Pick out the lines below with "self" and list them.

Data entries
----
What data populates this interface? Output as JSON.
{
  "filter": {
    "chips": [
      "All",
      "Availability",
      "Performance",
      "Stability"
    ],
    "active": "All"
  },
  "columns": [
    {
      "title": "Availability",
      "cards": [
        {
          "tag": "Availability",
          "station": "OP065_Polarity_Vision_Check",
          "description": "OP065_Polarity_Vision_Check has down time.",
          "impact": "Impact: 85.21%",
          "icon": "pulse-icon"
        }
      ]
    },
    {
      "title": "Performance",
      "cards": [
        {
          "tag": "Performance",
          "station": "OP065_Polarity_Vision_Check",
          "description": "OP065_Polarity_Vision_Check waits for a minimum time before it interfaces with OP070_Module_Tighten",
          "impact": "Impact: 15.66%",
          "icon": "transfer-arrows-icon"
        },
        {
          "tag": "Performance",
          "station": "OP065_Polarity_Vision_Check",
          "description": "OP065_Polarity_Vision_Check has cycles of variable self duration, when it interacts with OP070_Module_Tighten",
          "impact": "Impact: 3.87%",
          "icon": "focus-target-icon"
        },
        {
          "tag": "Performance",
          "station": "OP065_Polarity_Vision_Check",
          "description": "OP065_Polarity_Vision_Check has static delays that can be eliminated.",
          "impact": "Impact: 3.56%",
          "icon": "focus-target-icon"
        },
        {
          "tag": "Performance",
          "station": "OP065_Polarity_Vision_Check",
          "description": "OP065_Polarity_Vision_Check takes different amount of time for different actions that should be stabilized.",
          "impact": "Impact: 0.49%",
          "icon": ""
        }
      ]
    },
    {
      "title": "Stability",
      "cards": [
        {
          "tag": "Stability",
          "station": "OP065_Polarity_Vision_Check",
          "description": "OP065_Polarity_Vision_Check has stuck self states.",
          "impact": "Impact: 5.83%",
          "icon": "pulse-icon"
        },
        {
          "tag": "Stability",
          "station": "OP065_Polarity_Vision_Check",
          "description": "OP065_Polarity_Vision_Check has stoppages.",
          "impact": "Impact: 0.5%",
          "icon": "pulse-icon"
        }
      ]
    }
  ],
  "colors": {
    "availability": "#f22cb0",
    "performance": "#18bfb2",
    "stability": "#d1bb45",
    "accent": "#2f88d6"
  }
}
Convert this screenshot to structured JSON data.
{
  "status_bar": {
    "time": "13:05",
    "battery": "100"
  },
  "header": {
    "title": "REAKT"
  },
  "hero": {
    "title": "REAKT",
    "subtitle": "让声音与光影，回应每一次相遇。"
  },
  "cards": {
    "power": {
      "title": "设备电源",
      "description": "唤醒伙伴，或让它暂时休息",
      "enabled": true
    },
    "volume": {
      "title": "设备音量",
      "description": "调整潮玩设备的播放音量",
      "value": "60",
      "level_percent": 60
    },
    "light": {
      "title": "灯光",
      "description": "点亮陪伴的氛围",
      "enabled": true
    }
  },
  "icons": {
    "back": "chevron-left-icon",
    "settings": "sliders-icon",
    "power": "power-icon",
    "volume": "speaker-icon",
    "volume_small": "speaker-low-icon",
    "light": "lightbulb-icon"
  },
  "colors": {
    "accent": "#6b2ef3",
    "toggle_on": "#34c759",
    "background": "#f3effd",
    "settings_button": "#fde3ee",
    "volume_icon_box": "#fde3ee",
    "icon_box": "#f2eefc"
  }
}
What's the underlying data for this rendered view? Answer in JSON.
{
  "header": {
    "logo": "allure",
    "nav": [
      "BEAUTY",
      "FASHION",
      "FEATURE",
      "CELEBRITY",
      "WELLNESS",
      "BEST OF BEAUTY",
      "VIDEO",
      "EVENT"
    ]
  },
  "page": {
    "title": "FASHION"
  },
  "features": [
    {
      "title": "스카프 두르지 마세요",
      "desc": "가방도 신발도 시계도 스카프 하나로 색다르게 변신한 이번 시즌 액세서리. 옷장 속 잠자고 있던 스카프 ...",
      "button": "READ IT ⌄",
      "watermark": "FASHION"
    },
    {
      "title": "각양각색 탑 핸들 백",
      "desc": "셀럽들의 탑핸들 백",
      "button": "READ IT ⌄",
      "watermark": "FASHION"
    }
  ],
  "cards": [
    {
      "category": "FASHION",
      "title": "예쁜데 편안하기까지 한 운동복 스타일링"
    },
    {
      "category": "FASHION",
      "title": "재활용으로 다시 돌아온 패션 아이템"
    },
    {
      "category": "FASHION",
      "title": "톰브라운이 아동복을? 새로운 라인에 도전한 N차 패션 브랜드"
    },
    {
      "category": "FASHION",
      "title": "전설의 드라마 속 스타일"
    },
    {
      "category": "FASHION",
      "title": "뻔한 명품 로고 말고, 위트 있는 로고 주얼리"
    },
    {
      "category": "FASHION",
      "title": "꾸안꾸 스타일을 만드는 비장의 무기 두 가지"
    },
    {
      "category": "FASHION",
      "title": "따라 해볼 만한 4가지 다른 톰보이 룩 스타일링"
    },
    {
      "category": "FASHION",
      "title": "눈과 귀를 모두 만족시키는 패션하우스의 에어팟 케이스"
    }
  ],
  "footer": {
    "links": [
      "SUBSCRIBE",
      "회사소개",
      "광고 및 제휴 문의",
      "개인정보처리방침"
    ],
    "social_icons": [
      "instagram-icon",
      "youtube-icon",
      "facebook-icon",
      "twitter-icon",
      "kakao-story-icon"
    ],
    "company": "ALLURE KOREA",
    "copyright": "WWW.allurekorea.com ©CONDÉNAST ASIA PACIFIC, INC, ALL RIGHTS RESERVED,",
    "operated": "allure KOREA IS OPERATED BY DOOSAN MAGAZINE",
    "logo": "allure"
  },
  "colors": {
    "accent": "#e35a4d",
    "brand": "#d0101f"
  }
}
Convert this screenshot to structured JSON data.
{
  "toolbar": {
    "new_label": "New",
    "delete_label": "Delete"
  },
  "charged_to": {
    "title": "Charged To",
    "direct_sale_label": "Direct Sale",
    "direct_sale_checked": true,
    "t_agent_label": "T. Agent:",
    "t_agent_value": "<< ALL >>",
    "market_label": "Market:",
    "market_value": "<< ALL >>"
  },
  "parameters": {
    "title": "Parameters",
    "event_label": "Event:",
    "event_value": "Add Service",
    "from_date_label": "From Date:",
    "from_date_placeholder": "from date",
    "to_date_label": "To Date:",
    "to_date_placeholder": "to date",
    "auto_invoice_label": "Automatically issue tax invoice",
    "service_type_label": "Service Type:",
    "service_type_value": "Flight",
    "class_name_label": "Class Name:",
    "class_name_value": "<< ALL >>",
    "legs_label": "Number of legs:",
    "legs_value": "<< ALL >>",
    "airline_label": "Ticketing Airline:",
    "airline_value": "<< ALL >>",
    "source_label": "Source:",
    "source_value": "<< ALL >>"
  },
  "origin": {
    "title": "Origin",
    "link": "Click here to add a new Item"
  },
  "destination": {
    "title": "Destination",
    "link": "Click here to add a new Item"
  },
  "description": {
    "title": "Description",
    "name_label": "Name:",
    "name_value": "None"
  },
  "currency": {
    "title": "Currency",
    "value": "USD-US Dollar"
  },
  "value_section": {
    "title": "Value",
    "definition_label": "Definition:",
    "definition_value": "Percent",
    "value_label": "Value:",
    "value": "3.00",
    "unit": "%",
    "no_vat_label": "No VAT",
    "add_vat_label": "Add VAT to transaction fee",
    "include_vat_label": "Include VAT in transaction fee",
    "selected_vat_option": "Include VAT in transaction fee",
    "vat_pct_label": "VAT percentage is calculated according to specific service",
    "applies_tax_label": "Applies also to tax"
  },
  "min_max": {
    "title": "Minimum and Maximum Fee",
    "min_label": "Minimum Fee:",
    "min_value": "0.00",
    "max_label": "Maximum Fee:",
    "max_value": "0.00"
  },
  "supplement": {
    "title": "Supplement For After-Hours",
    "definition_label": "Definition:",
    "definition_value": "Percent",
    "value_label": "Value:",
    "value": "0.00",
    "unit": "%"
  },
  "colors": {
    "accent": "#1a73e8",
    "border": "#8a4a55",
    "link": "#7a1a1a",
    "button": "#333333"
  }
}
----
Output
          "description": "OP065_Polarity_Vision_Check has cycles of variable self duration, when it interacts with OP070_Module_Tighten",
          "description": "OP065_Polarity_Vision_Check has stuck self states.",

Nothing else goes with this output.